## Directions
Transcribe the full listing exactly, and drop every picture.
((
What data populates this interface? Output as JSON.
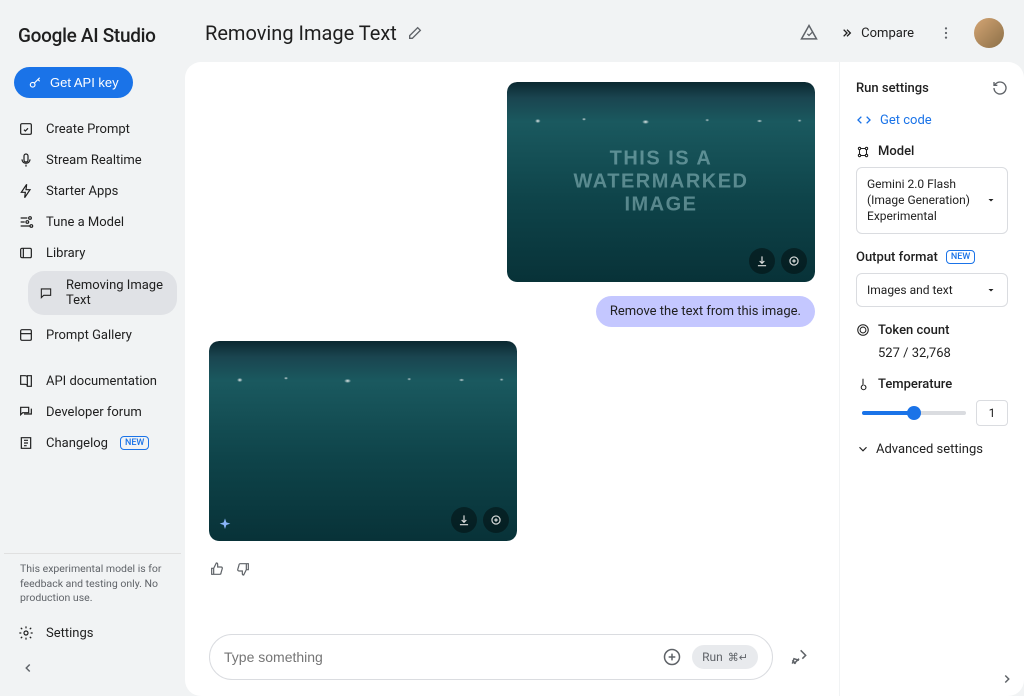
{
  "app": {
    "name": "Google AI Studio"
  },
  "sidebar": {
    "apiKeyLabel": "Get API key",
    "items": [
      {
        "label": "Create Prompt",
        "icon": "edit-square-icon"
      },
      {
        "label": "Stream Realtime",
        "icon": "mic-icon"
      },
      {
        "label": "Starter Apps",
        "icon": "bolt-icon"
      },
      {
        "label": "Tune a Model",
        "icon": "tune-icon"
      },
      {
        "label": "Library",
        "icon": "library-icon"
      }
    ],
    "subItem": {
      "label": "Removing Image Text"
    },
    "promptGallery": "Prompt Gallery",
    "docs": [
      {
        "label": "API documentation",
        "icon": "book-icon"
      },
      {
        "label": "Developer forum",
        "icon": "forum-icon"
      },
      {
        "label": "Changelog",
        "icon": "log-icon",
        "badge": "NEW"
      }
    ],
    "disclaimer": "This experimental model is for feedback and testing only. No production use.",
    "settings": "Settings"
  },
  "topbar": {
    "title": "Removing Image Text",
    "compare": "Compare"
  },
  "chat": {
    "watermarkLine1": "THIS IS A",
    "watermarkLine2": "WATERMARKED",
    "watermarkLine3": "IMAGE",
    "userMsg": "Remove the text from this image.",
    "placeholder": "Type something",
    "runLabel": "Run",
    "shortcut": "⌘↵"
  },
  "settings": {
    "title": "Run settings",
    "getCode": "Get code",
    "modelLabel": "Model",
    "modelValue": "Gemini 2.0 Flash (Image Generation) Experimental",
    "outputLabel": "Output format",
    "outputBadge": "NEW",
    "outputValue": "Images and text",
    "tokenLabel": "Token count",
    "tokenValue": "527 / 32,768",
    "tempLabel": "Temperature",
    "tempValue": "1",
    "advanced": "Advanced settings"
  }
}
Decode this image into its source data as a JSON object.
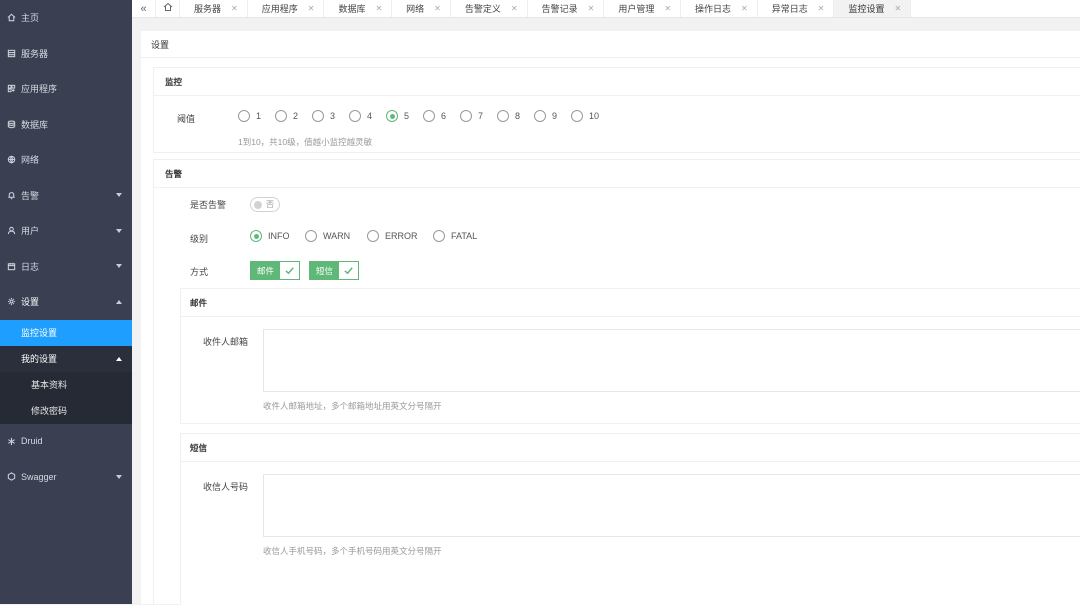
{
  "sidebar": {
    "items": [
      {
        "label": "主页",
        "icon": "home-icon"
      },
      {
        "label": "服务器",
        "icon": "server-icon"
      },
      {
        "label": "应用程序",
        "icon": "app-icon"
      },
      {
        "label": "数据库",
        "icon": "database-icon"
      },
      {
        "label": "网络",
        "icon": "globe-icon"
      },
      {
        "label": "告警",
        "icon": "bell-icon"
      },
      {
        "label": "用户",
        "icon": "user-icon"
      },
      {
        "label": "日志",
        "icon": "calendar-icon"
      },
      {
        "label": "设置",
        "icon": "gear-icon"
      }
    ],
    "settings_sub": {
      "monitor": "监控设置",
      "my_settings": "我的设置",
      "basic_info": "基本资料",
      "change_password": "修改密码"
    },
    "after": [
      {
        "label": "Druid",
        "icon": "snowflake-icon"
      },
      {
        "label": "Swagger",
        "icon": "swagger-icon"
      }
    ]
  },
  "tabs": {
    "back_icon": "«",
    "home_icon": "home-icon",
    "items": [
      "服务器",
      "应用程序",
      "数据库",
      "网络",
      "告警定义",
      "告警记录",
      "用户管理",
      "操作日志",
      "异常日志",
      "监控设置"
    ],
    "active_index": 9,
    "close_glyph": "✕"
  },
  "page": {
    "title": "设置",
    "monitor": {
      "title": "监控",
      "threshold_label": "阈值",
      "options": [
        "1",
        "2",
        "3",
        "4",
        "5",
        "6",
        "7",
        "8",
        "9",
        "10"
      ],
      "selected": "5",
      "hint": "1到10，共10级，值越小监控越灵敏"
    },
    "alarm": {
      "title": "告警",
      "enable_label": "是否告警",
      "enable_state": "否",
      "level_label": "级别",
      "levels": [
        "INFO",
        "WARN",
        "ERROR",
        "FATAL"
      ],
      "selected_level": "INFO",
      "method_label": "方式",
      "methods": [
        "邮件",
        "短信"
      ],
      "email": {
        "title": "邮件",
        "field_label": "收件人邮箱",
        "value": "",
        "hint": "收件人邮箱地址，多个邮箱地址用英文分号隔开"
      },
      "sms": {
        "title": "短信",
        "field_label": "收信人号码",
        "value": "",
        "hint": "收信人手机号码，多个手机号码用英文分号隔开"
      }
    }
  },
  "colors": {
    "sidebar_bg": "#3a3f51",
    "active_blue": "#1e9fff",
    "check_green": "#5fb878"
  }
}
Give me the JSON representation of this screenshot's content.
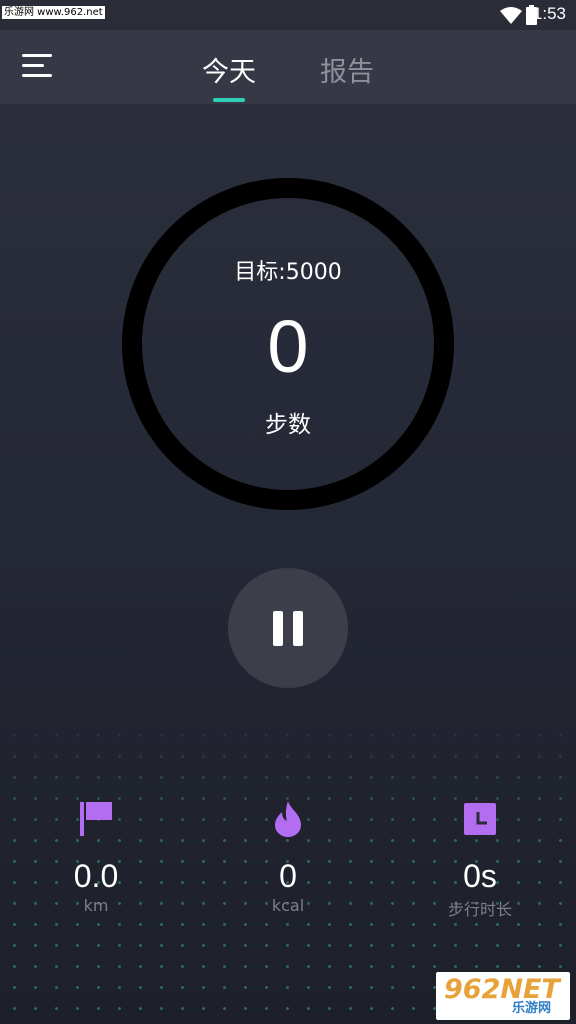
{
  "status_bar": {
    "watermark": "乐游网 www.962.net",
    "time": "1:53"
  },
  "header": {
    "tabs": [
      {
        "label": "今天",
        "active": true
      },
      {
        "label": "报告",
        "active": false
      }
    ],
    "accent_color": "#2fd0b5"
  },
  "ring": {
    "goal": "目标:5000",
    "steps": "0",
    "unit": "步数"
  },
  "controls": {
    "pause_icon": "pause-icon"
  },
  "stats": [
    {
      "icon": "flag-icon",
      "value": "0.0",
      "label": "km"
    },
    {
      "icon": "flame-icon",
      "value": "0",
      "label": "kcal"
    },
    {
      "icon": "clock-icon",
      "value": "0s",
      "label": "步行时长"
    }
  ],
  "stat_icon_color": "#b36df0",
  "watermark_br": {
    "big": "962NET",
    "small": "乐游网"
  }
}
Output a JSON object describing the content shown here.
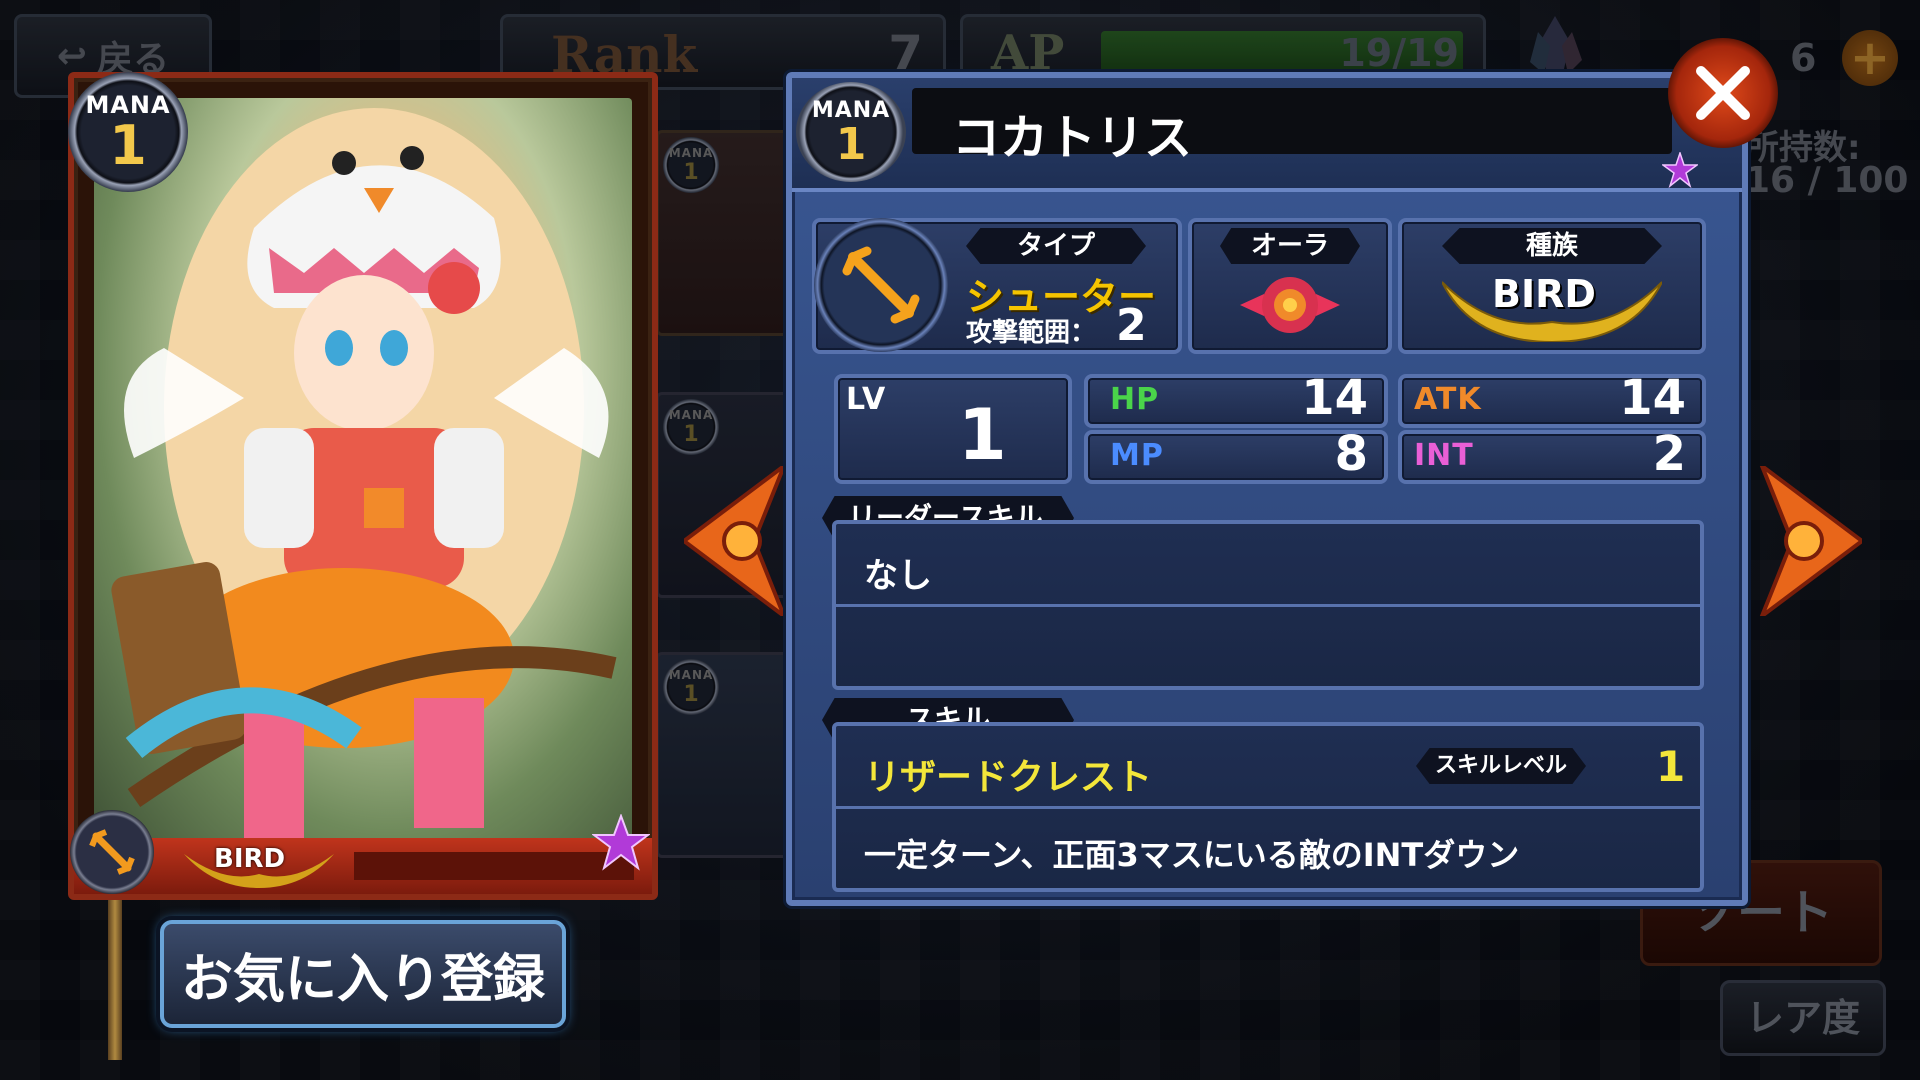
{
  "topbar": {
    "back_label": "戻る",
    "rank_label": "Rank",
    "rank_value": "7",
    "ap_label": "AP",
    "ap_value": "19/19",
    "ap_fraction": 1.0,
    "crystal_count": "6",
    "plus_label": "+"
  },
  "owned": {
    "label": "所持数:",
    "value": "16 / 100"
  },
  "card": {
    "mana_label": "MANA",
    "mana_value": "1",
    "tribe_label": "BIRD",
    "rarity_icon": "purple-star"
  },
  "list_cards": [
    {
      "mana_label": "MANA",
      "mana_value": "1"
    },
    {
      "mana_label": "MANA",
      "mana_value": "1"
    },
    {
      "mana_label": "MANA",
      "mana_value": "1"
    }
  ],
  "detail": {
    "mana_label": "MANA",
    "mana_value": "1",
    "name": "コカトリス",
    "type_tag": "タイプ",
    "type_value": "シューター",
    "range_label": "攻撃範囲：",
    "range_value": "2",
    "aura_tag": "オーラ",
    "tribe_tag": "種族",
    "tribe_value": "BIRD",
    "lv_label": "LV",
    "lv_value": "1",
    "hp_label": "HP",
    "hp_value": "14",
    "atk_label": "ATK",
    "atk_value": "14",
    "mp_label": "MP",
    "mp_value": "8",
    "int_label": "INT",
    "int_value": "2",
    "leader_tag": "リーダースキル",
    "leader_value": "なし",
    "skill_tag": "スキル",
    "skill_name": "リザードクレスト",
    "skill_level_tag": "スキルレベル",
    "skill_level_value": "1",
    "skill_desc": "一定ターン、正面3マスにいる敵のINTダウン"
  },
  "buttons": {
    "favorite": "お気に入り登録",
    "sort": "ソート",
    "rarity": "レア度"
  },
  "colors": {
    "type_yellow": "#f5c400",
    "hp_green": "#4ad44a",
    "mp_blue": "#4b8cff",
    "atk_orange": "#f08a2a",
    "int_pink": "#e95fd6",
    "skill_yellow": "#f3e63a"
  }
}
))
## Solution for this problem
What data populates this interface? Output as JSON.
{
  "app": {
    "name": "Google AI Studio"
  },
  "sidebar": {
    "apiKeyLabel": "Get API key",
    "items": [
      {
        "label": "Create Prompt",
        "icon": "edit-square-icon"
      },
      {
        "label": "Stream Realtime",
        "icon": "mic-icon"
      },
      {
        "label": "Starter Apps",
        "icon": "bolt-icon"
      },
      {
        "label": "Tune a Model",
        "icon": "tune-icon"
      },
      {
        "label": "Library",
        "icon": "library-icon"
      }
    ],
    "subItem": {
      "label": "Removing Image Text"
    },
    "promptGallery": "Prompt Gallery",
    "docs": [
      {
        "label": "API documentation",
        "icon": "book-icon"
      },
      {
        "label": "Developer forum",
        "icon": "forum-icon"
      },
      {
        "label": "Changelog",
        "icon": "log-icon",
        "badge": "NEW"
      }
    ],
    "disclaimer": "This experimental model is for feedback and testing only. No production use.",
    "settings": "Settings"
  },
  "topbar": {
    "title": "Removing Image Text",
    "compare": "Compare"
  },
  "chat": {
    "watermarkLine1": "THIS IS A",
    "watermarkLine2": "WATERMARKED",
    "watermarkLine3": "IMAGE",
    "userMsg": "Remove the text from this image.",
    "placeholder": "Type something",
    "runLabel": "Run",
    "shortcut": "⌘↵"
  },
  "settings": {
    "title": "Run settings",
    "getCode": "Get code",
    "modelLabel": "Model",
    "modelValue": "Gemini 2.0 Flash (Image Generation) Experimental",
    "outputLabel": "Output format",
    "outputBadge": "NEW",
    "outputValue": "Images and text",
    "tokenLabel": "Token count",
    "tokenValue": "527 / 32,768",
    "tempLabel": "Temperature",
    "tempValue": "1",
    "advanced": "Advanced settings"
  }
}
Decode this image into its source data as a JSON object.
{
  "sidebar": {
    "items": [
      {
        "label": "主页",
        "icon": "home-icon"
      },
      {
        "label": "服务器",
        "icon": "server-icon"
      },
      {
        "label": "应用程序",
        "icon": "app-icon"
      },
      {
        "label": "数据库",
        "icon": "database-icon"
      },
      {
        "label": "网络",
        "icon": "globe-icon"
      },
      {
        "label": "告警",
        "icon": "bell-icon"
      },
      {
        "label": "用户",
        "icon": "user-icon"
      },
      {
        "label": "日志",
        "icon": "calendar-icon"
      },
      {
        "label": "设置",
        "icon": "gear-icon"
      }
    ],
    "settings_sub": {
      "monitor": "监控设置",
      "my_settings": "我的设置",
      "basic_info": "基本资料",
      "change_password": "修改密码"
    },
    "after": [
      {
        "label": "Druid",
        "icon": "snowflake-icon"
      },
      {
        "label": "Swagger",
        "icon": "swagger-icon"
      }
    ]
  },
  "tabs": {
    "back_icon": "«",
    "home_icon": "home-icon",
    "items": [
      "服务器",
      "应用程序",
      "数据库",
      "网络",
      "告警定义",
      "告警记录",
      "用户管理",
      "操作日志",
      "异常日志",
      "监控设置"
    ],
    "active_index": 9,
    "close_glyph": "✕"
  },
  "page": {
    "title": "设置",
    "monitor": {
      "title": "监控",
      "threshold_label": "阈值",
      "options": [
        "1",
        "2",
        "3",
        "4",
        "5",
        "6",
        "7",
        "8",
        "9",
        "10"
      ],
      "selected": "5",
      "hint": "1到10，共10级，值越小监控越灵敏"
    },
    "alarm": {
      "title": "告警",
      "enable_label": "是否告警",
      "enable_state": "否",
      "level_label": "级别",
      "levels": [
        "INFO",
        "WARN",
        "ERROR",
        "FATAL"
      ],
      "selected_level": "INFO",
      "method_label": "方式",
      "methods": [
        "邮件",
        "短信"
      ],
      "email": {
        "title": "邮件",
        "field_label": "收件人邮箱",
        "value": "",
        "hint": "收件人邮箱地址，多个邮箱地址用英文分号隔开"
      },
      "sms": {
        "title": "短信",
        "field_label": "收信人号码",
        "value": "",
        "hint": "收信人手机号码，多个手机号码用英文分号隔开"
      }
    }
  },
  "colors": {
    "sidebar_bg": "#3a3f51",
    "active_blue": "#1e9fff",
    "check_green": "#5fb878"
  }
}
Give me the JSON representation of this screenshot's content.
{
  "status_bar": {
    "watermark": "乐游网 www.962.net",
    "time": "1:53"
  },
  "header": {
    "tabs": [
      {
        "label": "今天",
        "active": true
      },
      {
        "label": "报告",
        "active": false
      }
    ],
    "accent_color": "#2fd0b5"
  },
  "ring": {
    "goal": "目标:5000",
    "steps": "0",
    "unit": "步数"
  },
  "controls": {
    "pause_icon": "pause-icon"
  },
  "stats": [
    {
      "icon": "flag-icon",
      "value": "0.0",
      "label": "km"
    },
    {
      "icon": "flame-icon",
      "value": "0",
      "label": "kcal"
    },
    {
      "icon": "clock-icon",
      "value": "0s",
      "label": "步行时长"
    }
  ],
  "stat_icon_color": "#b36df0",
  "watermark_br": {
    "big": "962NET",
    "small": "乐游网"
  }
}
Output a JSON object describing the content shown here.
{
  "topbar": {
    "back_label": "戻る",
    "rank_label": "Rank",
    "rank_value": "7",
    "ap_label": "AP",
    "ap_value": "19/19",
    "ap_fraction": 1.0,
    "crystal_count": "6",
    "plus_label": "+"
  },
  "owned": {
    "label": "所持数:",
    "value": "16 / 100"
  },
  "card": {
    "mana_label": "MANA",
    "mana_value": "1",
    "tribe_label": "BIRD",
    "rarity_icon": "purple-star"
  },
  "list_cards": [
    {
      "mana_label": "MANA",
      "mana_value": "1"
    },
    {
      "mana_label": "MANA",
      "mana_value": "1"
    },
    {
      "mana_label": "MANA",
      "mana_value": "1"
    }
  ],
  "detail": {
    "mana_label": "MANA",
    "mana_value": "1",
    "name": "コカトリス",
    "type_tag": "タイプ",
    "type_value": "シューター",
    "range_label": "攻撃範囲：",
    "range_value": "2",
    "aura_tag": "オーラ",
    "tribe_tag": "種族",
    "tribe_value": "BIRD",
    "lv_label": "LV",
    "lv_value": "1",
    "hp_label": "HP",
    "hp_value": "14",
    "atk_label": "ATK",
    "atk_value": "14",
    "mp_label": "MP",
    "mp_value": "8",
    "int_label": "INT",
    "int_value": "2",
    "leader_tag": "リーダースキル",
    "leader_value": "なし",
    "skill_tag": "スキル",
    "skill_name": "リザードクレスト",
    "skill_level_tag": "スキルレベル",
    "skill_level_value": "1",
    "skill_desc": "一定ターン、正面3マスにいる敵のINTダウン"
  },
  "buttons": {
    "favorite": "お気に入り登録",
    "sort": "ソート",
    "rarity": "レア度"
  },
  "colors": {
    "type_yellow": "#f5c400",
    "hp_green": "#4ad44a",
    "mp_blue": "#4b8cff",
    "atk_orange": "#f08a2a",
    "int_pink": "#e95fd6",
    "skill_yellow": "#f3e63a"
  }
}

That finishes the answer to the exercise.